--- Records for this exercise ---
• • • •

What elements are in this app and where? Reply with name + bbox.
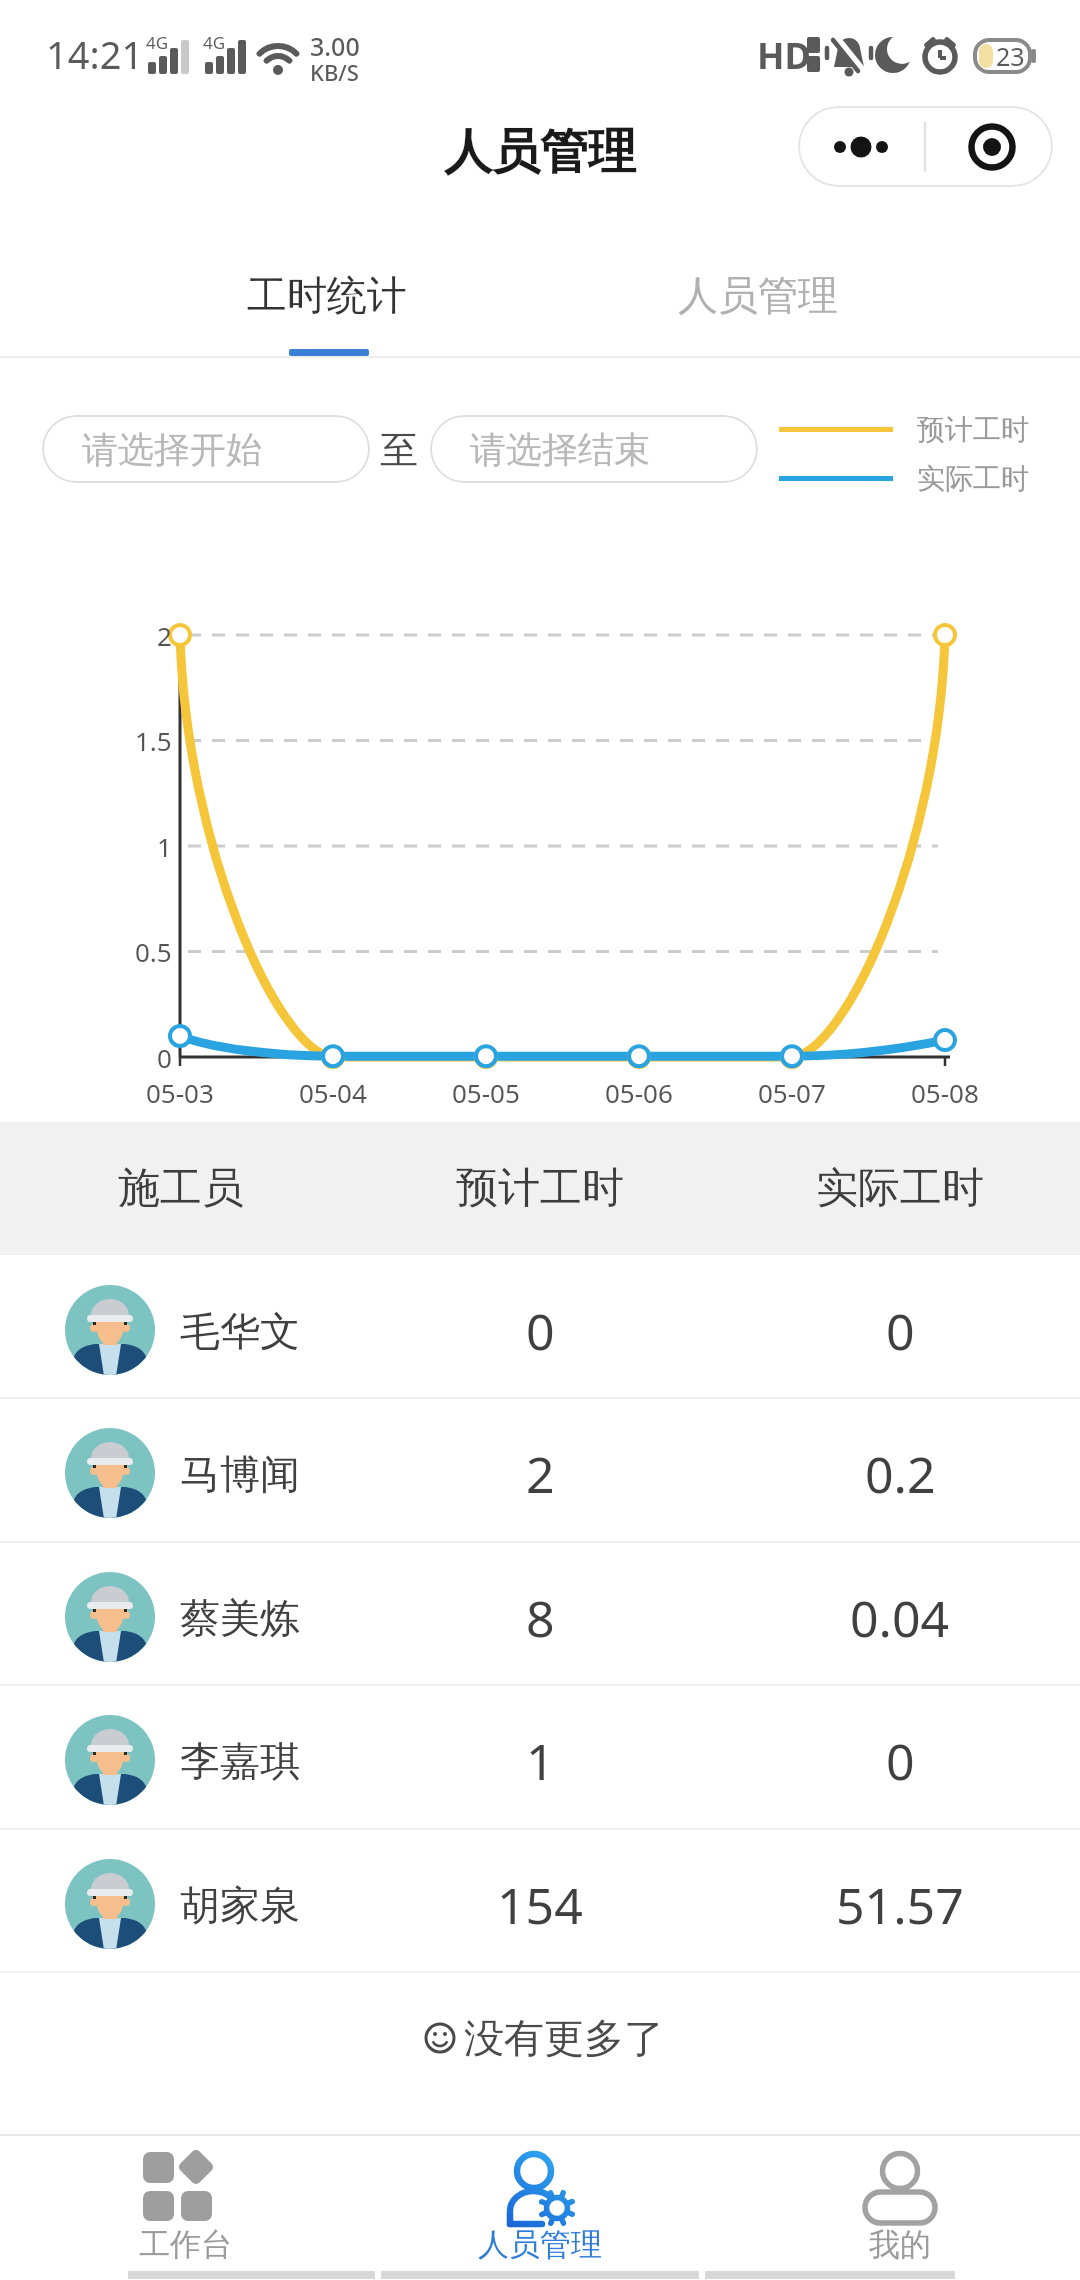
staticText: KB/S	[310, 57, 359, 87]
staticText: 施工员	[118, 1162, 244, 1215]
button[interactable]: 马博闻	[0, 1398, 1080, 1541]
staticText: 05-03	[146, 1075, 214, 1110]
staticText: 23	[996, 39, 1025, 73]
staticText: 51.57	[836, 1871, 964, 1939]
staticText: 0	[526, 1297, 555, 1365]
button[interactable]: 工时统计	[217, 240, 437, 350]
staticText: 预计工时	[456, 1162, 624, 1215]
staticText: 1.5	[135, 723, 172, 758]
staticText: 05-06	[605, 1075, 673, 1110]
staticText: 154	[497, 1871, 583, 1939]
staticText: HD	[757, 31, 811, 80]
button[interactable]: 工作台	[40, 2136, 330, 2276]
staticText: 胡家泉	[180, 1880, 300, 1930]
staticText: 我的	[869, 2225, 931, 2264]
staticText: 0	[886, 1727, 915, 1795]
button[interactable]: 人员管理	[395, 2136, 685, 2276]
staticText: 05-07	[758, 1075, 826, 1110]
staticText: 没有更多了	[464, 2013, 664, 2063]
button[interactable]: 人员管理	[648, 240, 868, 350]
staticText: 4G	[146, 31, 169, 54]
button[interactable]	[798, 106, 1053, 187]
staticText: 05-08	[911, 1075, 979, 1110]
staticText: 人员管理	[478, 2225, 602, 2264]
button[interactable]: 毛华文	[0, 1255, 1080, 1398]
staticText: 2	[157, 618, 172, 653]
button[interactable]: 蔡美炼	[0, 1542, 1080, 1685]
staticText: 0	[886, 1297, 915, 1365]
staticText: 8	[526, 1584, 555, 1652]
button[interactable]: 请选择结束	[430, 415, 758, 483]
staticText: 蔡美炼	[180, 1593, 300, 1643]
staticText: 马博闻	[180, 1449, 300, 1499]
staticText: 0.04	[850, 1584, 950, 1652]
staticText: 0.2	[865, 1440, 936, 1508]
staticText: 毛华文	[180, 1306, 300, 1356]
staticText: 3.00	[310, 29, 360, 63]
staticText: 0	[157, 1040, 172, 1075]
staticText: 人员管理	[444, 122, 636, 182]
staticText: 05-05	[452, 1075, 520, 1110]
button[interactable]: 胡家泉	[0, 1829, 1080, 1972]
staticText: 05-04	[299, 1075, 367, 1110]
staticText: 实际工时	[816, 1162, 984, 1215]
button[interactable]: 请选择开始	[42, 415, 370, 483]
staticText: 14:21	[46, 28, 144, 80]
staticText: 工时统计	[247, 270, 407, 320]
staticText: 预计工时	[917, 412, 1029, 447]
staticText: 李嘉琪	[180, 1736, 300, 1786]
button[interactable]: 李嘉琪	[0, 1685, 1080, 1828]
staticText: 4G	[203, 31, 226, 54]
staticText: 工作台	[139, 2225, 232, 2264]
staticText: 2	[526, 1440, 555, 1508]
staticText: 1	[157, 829, 172, 864]
staticText: 人员管理	[678, 270, 838, 320]
staticText: 至	[380, 426, 418, 474]
staticText: 请选择结束	[470, 427, 650, 472]
staticText: 请选择开始	[82, 427, 262, 472]
staticText: 1	[526, 1727, 555, 1795]
button[interactable]: 我的	[755, 2136, 1045, 2276]
staticText: 实际工时	[917, 461, 1029, 496]
staticText: 0.5	[135, 934, 172, 969]
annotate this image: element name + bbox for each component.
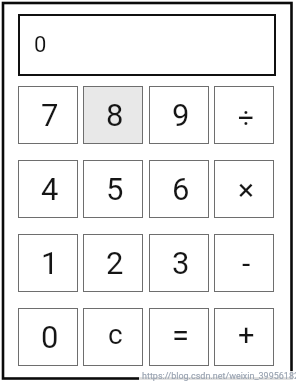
staticText: ÷ [238,101,254,134]
staticText: https://blog.csdn.net/weixin_39956182 [142,371,296,382]
staticText: 3 [172,245,190,281]
staticText: c [108,318,123,351]
staticText: + [238,318,255,352]
staticText: 7 [41,97,59,133]
staticText: = [172,317,190,353]
button[interactable]: 9 [149,86,209,144]
staticText: 1 [41,245,59,281]
button[interactable]: + [214,308,274,366]
staticText: × [238,172,255,207]
staticText: 9 [172,97,190,133]
button[interactable]: - [214,234,274,292]
staticText: 0 [34,32,47,58]
staticText: 5 [106,171,124,207]
staticText: 2 [106,245,124,281]
staticText: 8 [106,97,124,133]
button[interactable]: 4 [18,160,78,218]
button[interactable]: 2 [83,234,143,292]
button[interactable]: 0 [18,308,78,366]
button[interactable]: 1 [18,234,78,292]
button[interactable]: 3 [149,234,209,292]
button[interactable]: ÷ [214,86,274,144]
staticText: 4 [41,171,59,207]
button[interactable]: 5 [83,160,143,218]
button[interactable]: c [83,308,143,366]
staticText: - [242,246,251,281]
button[interactable]: 6 [149,160,209,218]
staticText: 0 [41,319,59,355]
staticText: 6 [172,171,190,207]
button[interactable]: = [149,308,209,366]
button[interactable]: 7 [18,86,78,144]
button[interactable]: 8 [83,86,143,144]
button[interactable]: × [214,160,274,218]
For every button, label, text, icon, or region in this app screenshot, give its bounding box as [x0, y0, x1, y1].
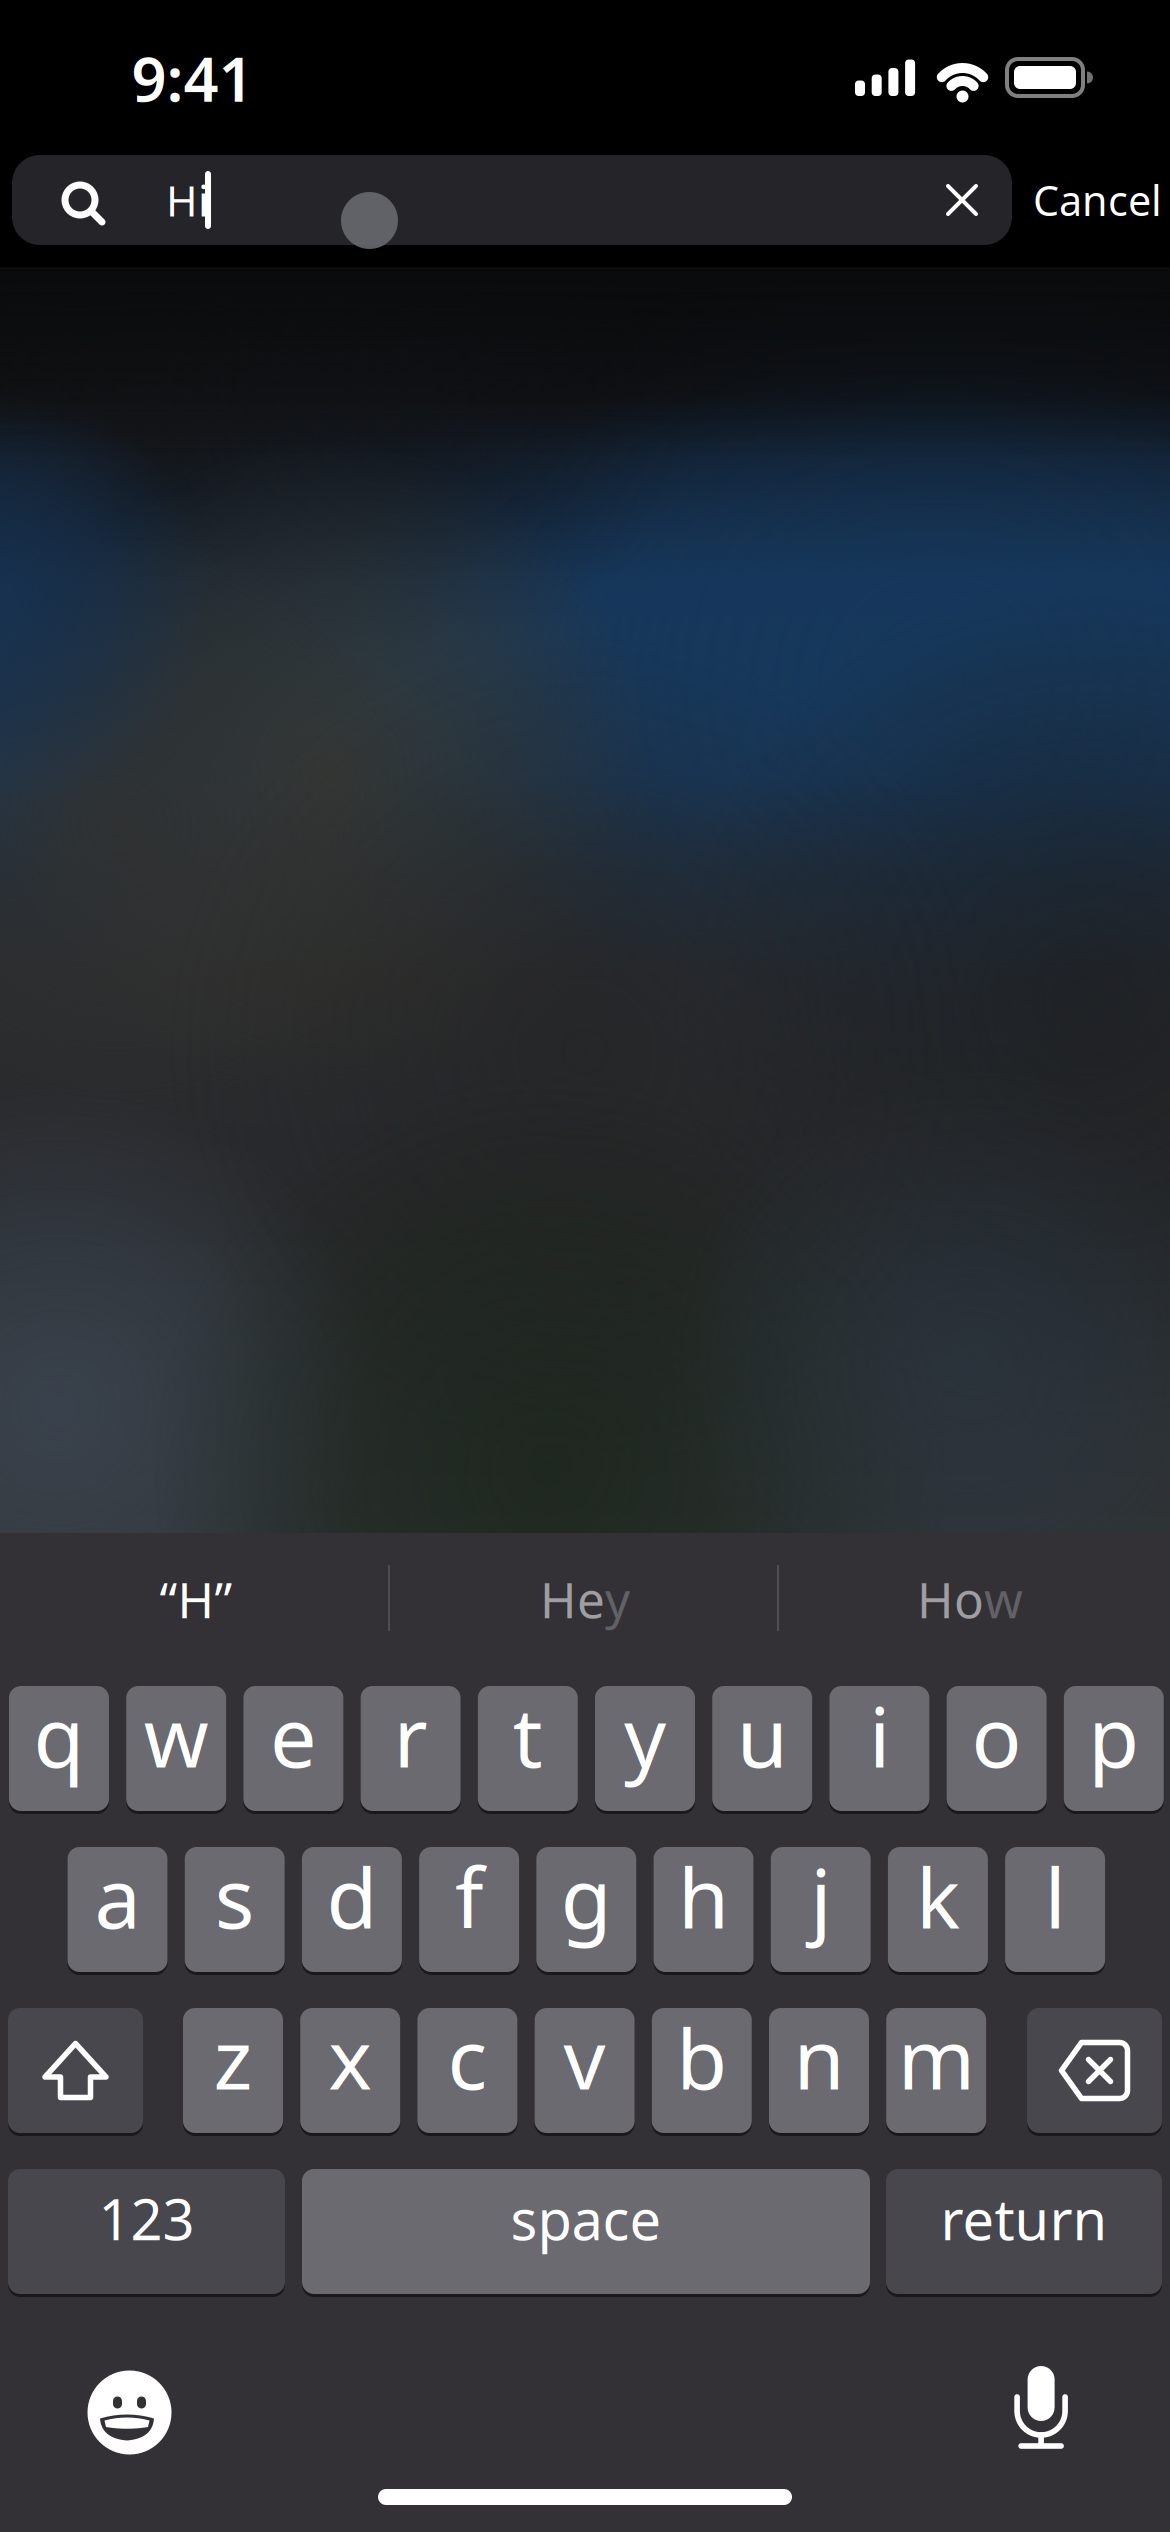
button[interactable]: 123 [8, 2169, 285, 2294]
staticText: 123 [98, 2181, 194, 2256]
button[interactable]: y [595, 1686, 695, 1811]
staticText: e [270, 1681, 317, 1790]
button[interactable]: Cancel [942, 172, 1162, 228]
staticText: He [540, 1566, 605, 1632]
button[interactable]: a [68, 1847, 168, 1972]
staticText: m [898, 2003, 975, 2112]
staticText: u [737, 1681, 788, 1790]
staticText: q [34, 1681, 84, 1790]
button[interactable]: q [9, 1686, 109, 1811]
staticText: Cancel [1033, 173, 1162, 228]
button[interactable]: l [1005, 1847, 1105, 1972]
button[interactable]: n [769, 2008, 869, 2133]
staticText: return [940, 2181, 1108, 2256]
button[interactable]: u [712, 1686, 812, 1811]
button[interactable]: return [886, 2169, 1162, 2294]
button[interactable]: Dictation [1013, 2366, 1069, 2452]
button[interactable]: c [417, 2008, 517, 2133]
button[interactable]: g [536, 1847, 636, 1972]
button[interactable]: Clear text [934, 172, 990, 228]
staticText: f [455, 1842, 483, 1951]
staticText: x [328, 2003, 372, 2112]
staticText: h [678, 1842, 729, 1951]
button[interactable]: “H” [160, 1566, 232, 1632]
staticText: i [869, 1681, 890, 1790]
button[interactable]: i [829, 1686, 929, 1811]
button[interactable]: f [419, 1847, 519, 1972]
staticText: l [1045, 1842, 1066, 1951]
staticText: j [810, 1842, 831, 1951]
button[interactable]: k [888, 1847, 988, 1972]
staticText: d [326, 1842, 377, 1951]
button[interactable]: b [652, 2008, 752, 2133]
button[interactable]: h [654, 1847, 754, 1972]
staticText: s [215, 1842, 255, 1951]
button[interactable]: m [886, 2008, 986, 2133]
button[interactable]: Ho [917, 1566, 1023, 1632]
staticText: a [94, 1842, 140, 1951]
button[interactable]: p [1064, 1686, 1164, 1811]
staticText: “H” [160, 1566, 232, 1632]
button[interactable]: o [947, 1686, 1047, 1811]
staticText: v [564, 2003, 606, 2112]
staticText: r [394, 1681, 428, 1790]
button[interactable]: Emoji [88, 2370, 172, 2454]
staticText: y [605, 1566, 630, 1632]
staticText: k [916, 1842, 960, 1951]
button[interactable]: d [302, 1847, 402, 1972]
staticText: z [214, 2003, 252, 2112]
button[interactable]: w [126, 1686, 226, 1811]
staticText: Ho [917, 1566, 984, 1632]
button[interactable]: Delete [1027, 2008, 1162, 2133]
staticText: w [144, 1681, 209, 1790]
staticText: b [676, 2003, 727, 2112]
staticText: o [972, 1681, 1022, 1790]
button[interactable]: Shift [8, 2008, 143, 2133]
button[interactable]: j [771, 1847, 871, 1972]
button[interactable]: v [535, 2008, 635, 2133]
staticText: n [794, 2003, 844, 2112]
button[interactable]: s [185, 1847, 285, 1972]
button[interactable]: r [361, 1686, 461, 1811]
staticText: c [447, 2003, 487, 2112]
button[interactable]: z [183, 2008, 283, 2133]
staticText: y [624, 1681, 666, 1790]
button[interactable]: space [302, 2169, 870, 2294]
button[interactable]: He [540, 1566, 630, 1632]
staticText: space [510, 2181, 662, 2256]
staticText: g [561, 1842, 612, 1951]
staticText: 9:41 [132, 37, 254, 119]
staticText: t [513, 1681, 543, 1790]
staticText: p [1088, 1681, 1139, 1790]
staticText: w [984, 1566, 1023, 1632]
staticText: Hi [166, 172, 209, 228]
button[interactable]: t [478, 1686, 578, 1811]
button[interactable]: x [300, 2008, 400, 2133]
button[interactable]: e [243, 1686, 343, 1811]
button[interactable]: Hi [12, 155, 1012, 245]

• • • •

--- Given request ---
Copy out the material from the line containing "button[interactable]: 123 [8, 2169, 285, 2294]" through the line containing "staticText: b [676, 2003, 727, 2112]", keeping both of those lines.

--- Reply to the exercise ---
button[interactable]: 123 [8, 2169, 285, 2294]
staticText: 123 [98, 2181, 194, 2256]
button[interactable]: y [595, 1686, 695, 1811]
staticText: e [270, 1681, 317, 1790]
button[interactable]: Cancel [942, 172, 1162, 228]
staticText: He [540, 1566, 605, 1632]
button[interactable]: a [68, 1847, 168, 1972]
staticText: m [898, 2003, 975, 2112]
staticText: u [737, 1681, 788, 1790]
staticText: q [34, 1681, 84, 1790]
button[interactable]: q [9, 1686, 109, 1811]
staticText: Cancel [1033, 173, 1162, 228]
button[interactable]: l [1005, 1847, 1105, 1972]
button[interactable]: n [769, 2008, 869, 2133]
staticText: return [940, 2181, 1108, 2256]
button[interactable]: u [712, 1686, 812, 1811]
button[interactable]: return [886, 2169, 1162, 2294]
button[interactable]: Dictation [1013, 2366, 1069, 2452]
button[interactable]: c [417, 2008, 517, 2133]
button[interactable]: g [536, 1847, 636, 1972]
button[interactable]: Clear text [934, 172, 990, 228]
staticText: f [455, 1842, 483, 1951]
staticText: x [328, 2003, 372, 2112]
staticText: h [678, 1842, 729, 1951]
button[interactable]: “H” [160, 1566, 232, 1632]
staticText: i [869, 1681, 890, 1790]
button[interactable]: i [829, 1686, 929, 1811]
button[interactable]: f [419, 1847, 519, 1972]
staticText: l [1045, 1842, 1066, 1951]
staticText: j [810, 1842, 831, 1951]
button[interactable]: k [888, 1847, 988, 1972]
staticText: d [326, 1842, 377, 1951]
button[interactable]: b [652, 2008, 752, 2133]
button[interactable]: h [654, 1847, 754, 1972]
staticText: s [215, 1842, 255, 1951]
button[interactable]: m [886, 2008, 986, 2133]
button[interactable]: Ho [917, 1566, 1023, 1632]
staticText: a [94, 1842, 140, 1951]
button[interactable]: p [1064, 1686, 1164, 1811]
staticText: “H” [160, 1566, 232, 1632]
button[interactable]: o [947, 1686, 1047, 1811]
staticText: v [564, 2003, 606, 2112]
staticText: r [394, 1681, 428, 1790]
button[interactable]: Emoji [88, 2370, 172, 2454]
staticText: y [605, 1566, 630, 1632]
staticText: k [916, 1842, 960, 1951]
button[interactable]: d [302, 1847, 402, 1972]
staticText: z [214, 2003, 252, 2112]
button[interactable]: w [126, 1686, 226, 1811]
staticText: Ho [917, 1566, 984, 1632]
button[interactable]: Delete [1027, 2008, 1162, 2133]
staticText: w [144, 1681, 209, 1790]
staticText: b [676, 2003, 727, 2112]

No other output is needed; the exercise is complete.